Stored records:
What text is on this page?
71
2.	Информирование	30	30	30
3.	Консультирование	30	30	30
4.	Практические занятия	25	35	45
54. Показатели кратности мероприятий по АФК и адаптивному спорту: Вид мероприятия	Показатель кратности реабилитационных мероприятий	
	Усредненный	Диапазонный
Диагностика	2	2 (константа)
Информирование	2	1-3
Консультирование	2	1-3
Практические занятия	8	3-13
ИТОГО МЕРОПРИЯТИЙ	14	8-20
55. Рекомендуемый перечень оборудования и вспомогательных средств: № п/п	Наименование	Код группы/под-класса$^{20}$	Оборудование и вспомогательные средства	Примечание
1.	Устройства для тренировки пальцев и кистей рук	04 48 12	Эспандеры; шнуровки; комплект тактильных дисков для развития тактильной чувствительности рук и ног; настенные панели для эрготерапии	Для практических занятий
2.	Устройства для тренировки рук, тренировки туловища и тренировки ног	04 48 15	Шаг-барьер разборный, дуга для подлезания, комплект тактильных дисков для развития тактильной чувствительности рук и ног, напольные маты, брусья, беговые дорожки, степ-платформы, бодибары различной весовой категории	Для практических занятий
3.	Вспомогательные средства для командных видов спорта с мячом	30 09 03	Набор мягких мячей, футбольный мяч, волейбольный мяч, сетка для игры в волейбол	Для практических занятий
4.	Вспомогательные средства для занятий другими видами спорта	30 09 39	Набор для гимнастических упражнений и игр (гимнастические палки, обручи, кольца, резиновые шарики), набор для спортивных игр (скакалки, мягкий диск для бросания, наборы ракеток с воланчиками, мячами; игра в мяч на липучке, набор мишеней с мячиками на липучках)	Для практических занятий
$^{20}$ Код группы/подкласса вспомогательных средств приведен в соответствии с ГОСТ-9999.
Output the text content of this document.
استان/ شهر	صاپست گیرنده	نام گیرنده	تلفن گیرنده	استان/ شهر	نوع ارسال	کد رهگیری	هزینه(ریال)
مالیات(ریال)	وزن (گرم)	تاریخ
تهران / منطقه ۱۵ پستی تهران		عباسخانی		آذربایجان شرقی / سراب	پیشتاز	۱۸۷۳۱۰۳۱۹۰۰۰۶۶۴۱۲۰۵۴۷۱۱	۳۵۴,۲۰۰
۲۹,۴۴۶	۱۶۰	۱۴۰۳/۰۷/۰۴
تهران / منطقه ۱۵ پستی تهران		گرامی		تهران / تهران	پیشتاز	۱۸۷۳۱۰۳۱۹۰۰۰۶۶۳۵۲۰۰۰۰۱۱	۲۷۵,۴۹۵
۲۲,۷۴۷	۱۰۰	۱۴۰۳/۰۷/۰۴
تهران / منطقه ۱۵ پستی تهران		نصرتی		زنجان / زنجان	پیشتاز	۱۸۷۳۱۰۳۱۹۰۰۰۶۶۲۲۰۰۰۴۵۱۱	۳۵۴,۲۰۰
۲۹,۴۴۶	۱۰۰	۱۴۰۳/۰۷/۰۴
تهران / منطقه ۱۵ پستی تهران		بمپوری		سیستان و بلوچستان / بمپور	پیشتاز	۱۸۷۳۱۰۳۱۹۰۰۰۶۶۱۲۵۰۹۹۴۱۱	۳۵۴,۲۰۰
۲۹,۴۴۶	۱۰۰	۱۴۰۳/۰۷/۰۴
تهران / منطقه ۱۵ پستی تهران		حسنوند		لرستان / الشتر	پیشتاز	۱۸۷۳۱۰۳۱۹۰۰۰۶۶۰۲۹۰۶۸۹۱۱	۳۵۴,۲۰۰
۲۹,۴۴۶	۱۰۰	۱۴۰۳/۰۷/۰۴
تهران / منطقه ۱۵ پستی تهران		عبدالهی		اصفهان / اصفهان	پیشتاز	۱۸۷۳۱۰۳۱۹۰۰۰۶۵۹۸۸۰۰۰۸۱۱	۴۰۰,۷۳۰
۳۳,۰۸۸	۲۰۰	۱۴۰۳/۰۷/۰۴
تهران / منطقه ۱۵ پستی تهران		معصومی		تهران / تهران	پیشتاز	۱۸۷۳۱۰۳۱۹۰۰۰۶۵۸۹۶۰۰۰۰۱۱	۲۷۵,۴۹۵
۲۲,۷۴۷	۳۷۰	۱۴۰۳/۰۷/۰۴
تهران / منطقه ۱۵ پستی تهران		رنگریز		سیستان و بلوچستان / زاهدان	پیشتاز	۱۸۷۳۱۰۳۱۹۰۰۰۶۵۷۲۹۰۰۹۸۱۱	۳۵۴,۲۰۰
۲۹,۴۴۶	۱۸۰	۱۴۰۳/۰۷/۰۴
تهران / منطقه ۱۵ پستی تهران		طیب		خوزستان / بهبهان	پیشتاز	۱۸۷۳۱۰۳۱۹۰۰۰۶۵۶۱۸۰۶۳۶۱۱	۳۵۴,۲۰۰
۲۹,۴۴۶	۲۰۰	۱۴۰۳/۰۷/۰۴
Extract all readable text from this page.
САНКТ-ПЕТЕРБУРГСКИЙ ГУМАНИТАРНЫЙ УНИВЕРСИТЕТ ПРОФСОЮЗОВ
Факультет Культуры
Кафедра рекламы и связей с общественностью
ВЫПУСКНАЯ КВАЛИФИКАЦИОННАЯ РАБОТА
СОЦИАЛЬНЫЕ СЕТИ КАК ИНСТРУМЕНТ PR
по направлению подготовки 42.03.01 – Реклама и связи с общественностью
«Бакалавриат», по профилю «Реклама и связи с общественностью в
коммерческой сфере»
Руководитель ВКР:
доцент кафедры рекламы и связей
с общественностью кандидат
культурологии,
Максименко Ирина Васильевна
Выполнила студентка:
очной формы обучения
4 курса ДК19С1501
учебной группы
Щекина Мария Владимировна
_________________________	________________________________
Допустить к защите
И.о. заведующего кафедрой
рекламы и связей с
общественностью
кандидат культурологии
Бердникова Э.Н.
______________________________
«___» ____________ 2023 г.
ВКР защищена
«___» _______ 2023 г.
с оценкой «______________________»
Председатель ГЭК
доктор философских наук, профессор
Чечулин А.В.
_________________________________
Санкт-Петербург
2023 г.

GIVEN PROBLEM: Search the entries for the word "общественностью" and copy every line that has it.

SOLVED EXERCISE:
Кафедра рекламы и связей с общественностью
по направлению подготовки 42.03.01 – Реклама и связи с общественностью
«Бакалавриат», по профилю «Реклама и связи с общественностью в
с общественностью кандидат
общественностью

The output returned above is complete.